Task instructions >>
Nothing may be dropped or altered: reproduce all the data.

#### Entries ####

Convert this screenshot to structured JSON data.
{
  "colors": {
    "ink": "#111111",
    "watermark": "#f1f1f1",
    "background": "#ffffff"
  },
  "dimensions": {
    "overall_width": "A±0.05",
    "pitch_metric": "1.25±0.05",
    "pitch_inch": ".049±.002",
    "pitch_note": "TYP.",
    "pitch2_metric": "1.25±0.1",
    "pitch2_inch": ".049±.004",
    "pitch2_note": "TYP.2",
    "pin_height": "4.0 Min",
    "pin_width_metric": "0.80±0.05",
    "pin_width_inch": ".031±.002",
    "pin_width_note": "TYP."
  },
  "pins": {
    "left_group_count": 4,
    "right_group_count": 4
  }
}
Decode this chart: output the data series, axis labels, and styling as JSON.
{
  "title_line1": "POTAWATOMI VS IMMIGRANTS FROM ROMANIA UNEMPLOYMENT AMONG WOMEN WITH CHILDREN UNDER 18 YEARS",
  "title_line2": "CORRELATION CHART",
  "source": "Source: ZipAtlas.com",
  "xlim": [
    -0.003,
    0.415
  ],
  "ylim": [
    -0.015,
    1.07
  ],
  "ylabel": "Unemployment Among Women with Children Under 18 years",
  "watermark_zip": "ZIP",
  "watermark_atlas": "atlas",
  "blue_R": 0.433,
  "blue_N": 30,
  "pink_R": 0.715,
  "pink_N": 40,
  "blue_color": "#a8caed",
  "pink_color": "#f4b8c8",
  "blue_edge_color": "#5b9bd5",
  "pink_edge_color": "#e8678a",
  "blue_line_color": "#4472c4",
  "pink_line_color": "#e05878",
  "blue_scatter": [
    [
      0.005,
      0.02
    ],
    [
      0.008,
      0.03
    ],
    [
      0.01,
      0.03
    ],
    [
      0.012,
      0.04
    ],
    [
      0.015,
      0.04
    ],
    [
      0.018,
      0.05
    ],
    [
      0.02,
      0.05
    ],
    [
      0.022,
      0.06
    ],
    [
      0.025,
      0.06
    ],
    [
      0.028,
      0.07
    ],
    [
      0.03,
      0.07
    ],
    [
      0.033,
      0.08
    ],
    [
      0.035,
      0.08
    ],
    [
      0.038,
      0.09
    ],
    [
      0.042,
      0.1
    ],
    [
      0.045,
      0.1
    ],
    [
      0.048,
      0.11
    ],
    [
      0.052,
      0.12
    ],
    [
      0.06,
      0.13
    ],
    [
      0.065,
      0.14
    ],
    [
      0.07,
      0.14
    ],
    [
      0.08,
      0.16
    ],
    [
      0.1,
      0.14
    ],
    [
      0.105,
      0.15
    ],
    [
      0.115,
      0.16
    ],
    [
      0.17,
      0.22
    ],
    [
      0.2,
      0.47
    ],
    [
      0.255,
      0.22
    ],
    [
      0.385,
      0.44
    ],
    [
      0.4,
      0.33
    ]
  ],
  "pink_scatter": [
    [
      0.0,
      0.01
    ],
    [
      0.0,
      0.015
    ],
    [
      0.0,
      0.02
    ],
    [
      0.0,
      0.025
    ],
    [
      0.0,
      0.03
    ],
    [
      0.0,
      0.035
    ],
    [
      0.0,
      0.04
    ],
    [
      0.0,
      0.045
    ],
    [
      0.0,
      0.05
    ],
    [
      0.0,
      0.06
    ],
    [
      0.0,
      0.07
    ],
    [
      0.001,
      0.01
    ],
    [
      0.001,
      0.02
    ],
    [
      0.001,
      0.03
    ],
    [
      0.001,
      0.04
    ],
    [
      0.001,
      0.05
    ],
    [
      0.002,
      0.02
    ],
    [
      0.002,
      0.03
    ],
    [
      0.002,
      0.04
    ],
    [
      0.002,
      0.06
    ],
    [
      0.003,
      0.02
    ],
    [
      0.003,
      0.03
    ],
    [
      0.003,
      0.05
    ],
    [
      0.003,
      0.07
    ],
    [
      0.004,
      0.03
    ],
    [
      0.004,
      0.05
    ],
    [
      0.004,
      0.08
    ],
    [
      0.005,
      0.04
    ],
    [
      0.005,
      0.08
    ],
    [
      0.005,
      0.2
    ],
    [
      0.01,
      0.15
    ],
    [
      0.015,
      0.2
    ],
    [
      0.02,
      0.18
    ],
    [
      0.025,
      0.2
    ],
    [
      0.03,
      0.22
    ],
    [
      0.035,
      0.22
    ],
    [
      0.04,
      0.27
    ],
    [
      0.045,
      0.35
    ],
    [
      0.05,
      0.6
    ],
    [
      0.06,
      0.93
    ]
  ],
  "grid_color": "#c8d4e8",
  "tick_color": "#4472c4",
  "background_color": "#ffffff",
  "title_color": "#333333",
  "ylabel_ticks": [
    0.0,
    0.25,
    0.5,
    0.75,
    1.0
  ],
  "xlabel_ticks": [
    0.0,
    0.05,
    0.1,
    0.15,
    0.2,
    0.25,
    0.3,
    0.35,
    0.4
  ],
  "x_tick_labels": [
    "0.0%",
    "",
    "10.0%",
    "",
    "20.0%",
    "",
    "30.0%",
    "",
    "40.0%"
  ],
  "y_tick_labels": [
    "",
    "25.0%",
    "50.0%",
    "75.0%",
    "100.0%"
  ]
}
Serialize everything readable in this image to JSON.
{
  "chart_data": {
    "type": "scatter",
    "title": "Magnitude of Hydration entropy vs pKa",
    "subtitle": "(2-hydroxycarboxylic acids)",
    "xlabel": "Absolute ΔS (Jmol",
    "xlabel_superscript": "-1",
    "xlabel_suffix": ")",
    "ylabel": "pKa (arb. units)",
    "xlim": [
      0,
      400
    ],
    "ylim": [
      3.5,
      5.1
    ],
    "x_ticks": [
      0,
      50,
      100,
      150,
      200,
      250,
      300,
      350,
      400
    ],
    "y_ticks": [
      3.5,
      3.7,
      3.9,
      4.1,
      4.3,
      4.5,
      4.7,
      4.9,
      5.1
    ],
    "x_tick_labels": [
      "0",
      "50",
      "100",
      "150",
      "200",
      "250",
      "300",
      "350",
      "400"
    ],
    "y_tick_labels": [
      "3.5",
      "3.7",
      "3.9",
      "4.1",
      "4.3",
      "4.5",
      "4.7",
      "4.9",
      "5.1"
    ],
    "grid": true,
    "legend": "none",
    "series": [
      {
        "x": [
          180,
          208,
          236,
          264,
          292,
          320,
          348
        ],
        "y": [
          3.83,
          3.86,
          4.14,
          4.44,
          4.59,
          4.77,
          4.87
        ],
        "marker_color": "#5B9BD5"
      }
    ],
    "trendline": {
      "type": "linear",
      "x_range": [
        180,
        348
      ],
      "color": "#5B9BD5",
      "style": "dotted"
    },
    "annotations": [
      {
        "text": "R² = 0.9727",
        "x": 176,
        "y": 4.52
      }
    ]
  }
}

####

Solution for this task >>
Convert this screenshot to structured JSON data.
{
  "colors": {
    "ink": "#111111",
    "watermark": "#f1f1f1",
    "background": "#ffffff"
  },
  "dimensions": {
    "overall_width": "A±0.05",
    "pitch_metric": "1.25±0.05",
    "pitch_inch": ".049±.002",
    "pitch_note": "TYP.",
    "pitch2_metric": "1.25±0.1",
    "pitch2_inch": ".049±.004",
    "pitch2_note": "TYP.2",
    "pin_height": "4.0 Min",
    "pin_width_metric": "0.80±0.05",
    "pin_width_inch": ".031±.002",
    "pin_width_note": "TYP."
  },
  "pins": {
    "left_group_count": 4,
    "right_group_count": 4
  }
}
Decode this chart: output the data series, axis labels, and styling as JSON.
{
  "title_line1": "POTAWATOMI VS IMMIGRANTS FROM ROMANIA UNEMPLOYMENT AMONG WOMEN WITH CHILDREN UNDER 18 YEARS",
  "title_line2": "CORRELATION CHART",
  "source": "Source: ZipAtlas.com",
  "xlim": [
    -0.003,
    0.415
  ],
  "ylim": [
    -0.015,
    1.07
  ],
  "ylabel": "Unemployment Among Women with Children Under 18 years",
  "watermark_zip": "ZIP",
  "watermark_atlas": "atlas",
  "blue_R": 0.433,
  "blue_N": 30,
  "pink_R": 0.715,
  "pink_N": 40,
  "blue_color": "#a8caed",
  "pink_color": "#f4b8c8",
  "blue_edge_color": "#5b9bd5",
  "pink_edge_color": "#e8678a",
  "blue_line_color": "#4472c4",
  "pink_line_color": "#e05878",
  "blue_scatter": [
    [
      0.005,
      0.02
    ],
    [
      0.008,
      0.03
    ],
    [
      0.01,
      0.03
    ],
    [
      0.012,
      0.04
    ],
    [
      0.015,
      0.04
    ],
    [
      0.018,
      0.05
    ],
    [
      0.02,
      0.05
    ],
    [
      0.022,
      0.06
    ],
    [
      0.025,
      0.06
    ],
    [
      0.028,
      0.07
    ],
    [
      0.03,
      0.07
    ],
    [
      0.033,
      0.08
    ],
    [
      0.035,
      0.08
    ],
    [
      0.038,
      0.09
    ],
    [
      0.042,
      0.1
    ],
    [
      0.045,
      0.1
    ],
    [
      0.048,
      0.11
    ],
    [
      0.052,
      0.12
    ],
    [
      0.06,
      0.13
    ],
    [
      0.065,
      0.14
    ],
    [
      0.07,
      0.14
    ],
    [
      0.08,
      0.16
    ],
    [
      0.1,
      0.14
    ],
    [
      0.105,
      0.15
    ],
    [
      0.115,
      0.16
    ],
    [
      0.17,
      0.22
    ],
    [
      0.2,
      0.47
    ],
    [
      0.255,
      0.22
    ],
    [
      0.385,
      0.44
    ],
    [
      0.4,
      0.33
    ]
  ],
  "pink_scatter": [
    [
      0.0,
      0.01
    ],
    [
      0.0,
      0.015
    ],
    [
      0.0,
      0.02
    ],
    [
      0.0,
      0.025
    ],
    [
      0.0,
      0.03
    ],
    [
      0.0,
      0.035
    ],
    [
      0.0,
      0.04
    ],
    [
      0.0,
      0.045
    ],
    [
      0.0,
      0.05
    ],
    [
      0.0,
      0.06
    ],
    [
      0.0,
      0.07
    ],
    [
      0.001,
      0.01
    ],
    [
      0.001,
      0.02
    ],
    [
      0.001,
      0.03
    ],
    [
      0.001,
      0.04
    ],
    [
      0.001,
      0.05
    ],
    [
      0.002,
      0.02
    ],
    [
      0.002,
      0.03
    ],
    [
      0.002,
      0.04
    ],
    [
      0.002,
      0.06
    ],
    [
      0.003,
      0.02
    ],
    [
      0.003,
      0.03
    ],
    [
      0.003,
      0.05
    ],
    [
      0.003,
      0.07
    ],
    [
      0.004,
      0.03
    ],
    [
      0.004,
      0.05
    ],
    [
      0.004,
      0.08
    ],
    [
      0.005,
      0.04
    ],
    [
      0.005,
      0.08
    ],
    [
      0.005,
      0.2
    ],
    [
      0.01,
      0.15
    ],
    [
      0.015,
      0.2
    ],
    [
      0.02,
      0.18
    ],
    [
      0.025,
      0.2
    ],
    [
      0.03,
      0.22
    ],
    [
      0.035,
      0.22
    ],
    [
      0.04,
      0.27
    ],
    [
      0.045,
      0.35
    ],
    [
      0.05,
      0.6
    ],
    [
      0.06,
      0.93
    ]
  ],
  "grid_color": "#c8d4e8",
  "tick_color": "#4472c4",
  "background_color": "#ffffff",
  "title_color": "#333333",
  "ylabel_ticks": [
    0.0,
    0.25,
    0.5,
    0.75,
    1.0
  ],
  "xlabel_ticks": [
    0.0,
    0.05,
    0.1,
    0.15,
    0.2,
    0.25,
    0.3,
    0.35,
    0.4
  ],
  "x_tick_labels": [
    "0.0%",
    "",
    "10.0%",
    "",
    "20.0%",
    "",
    "30.0%",
    "",
    "40.0%"
  ],
  "y_tick_labels": [
    "",
    "25.0%",
    "50.0%",
    "75.0%",
    "100.0%"
  ]
}
Serialize everything readable in this image to JSON.
{
  "chart_data": {
    "type": "scatter",
    "title": "Magnitude of Hydration entropy vs pKa",
    "subtitle": "(2-hydroxycarboxylic acids)",
    "xlabel": "Absolute ΔS (Jmol",
    "xlabel_superscript": "-1",
    "xlabel_suffix": ")",
    "ylabel": "pKa (arb. units)",
    "xlim": [
      0,
      400
    ],
    "ylim": [
      3.5,
      5.1
    ],
    "x_ticks": [
      0,
      50,
      100,
      150,
      200,
      250,
      300,
      350,
      400
    ],
    "y_ticks": [
      3.5,
      3.7,
      3.9,
      4.1,
      4.3,
      4.5,
      4.7,
      4.9,
      5.1
    ],
    "x_tick_labels": [
      "0",
      "50",
      "100",
      "150",
      "200",
      "250",
      "300",
      "350",
      "400"
    ],
    "y_tick_labels": [
      "3.5",
      "3.7",
      "3.9",
      "4.1",
      "4.3",
      "4.5",
      "4.7",
      "4.9",
      "5.1"
    ],
    "grid": true,
    "legend": "none",
    "series": [
      {
        "x": [
          180,
          208,
          236,
          264,
          292,
          320,
          348
        ],
        "y": [
          3.83,
          3.86,
          4.14,
          4.44,
          4.59,
          4.77,
          4.87
        ],
        "marker_color": "#5B9BD5"
      }
    ],
    "trendline": {
      "type": "linear",
      "x_range": [
        180,
        348
      ],
      "color": "#5B9BD5",
      "style": "dotted"
    },
    "annotations": [
      {
        "text": "R² = 0.9727",
        "x": 176,
        "y": 4.52
      }
    ]
  }
}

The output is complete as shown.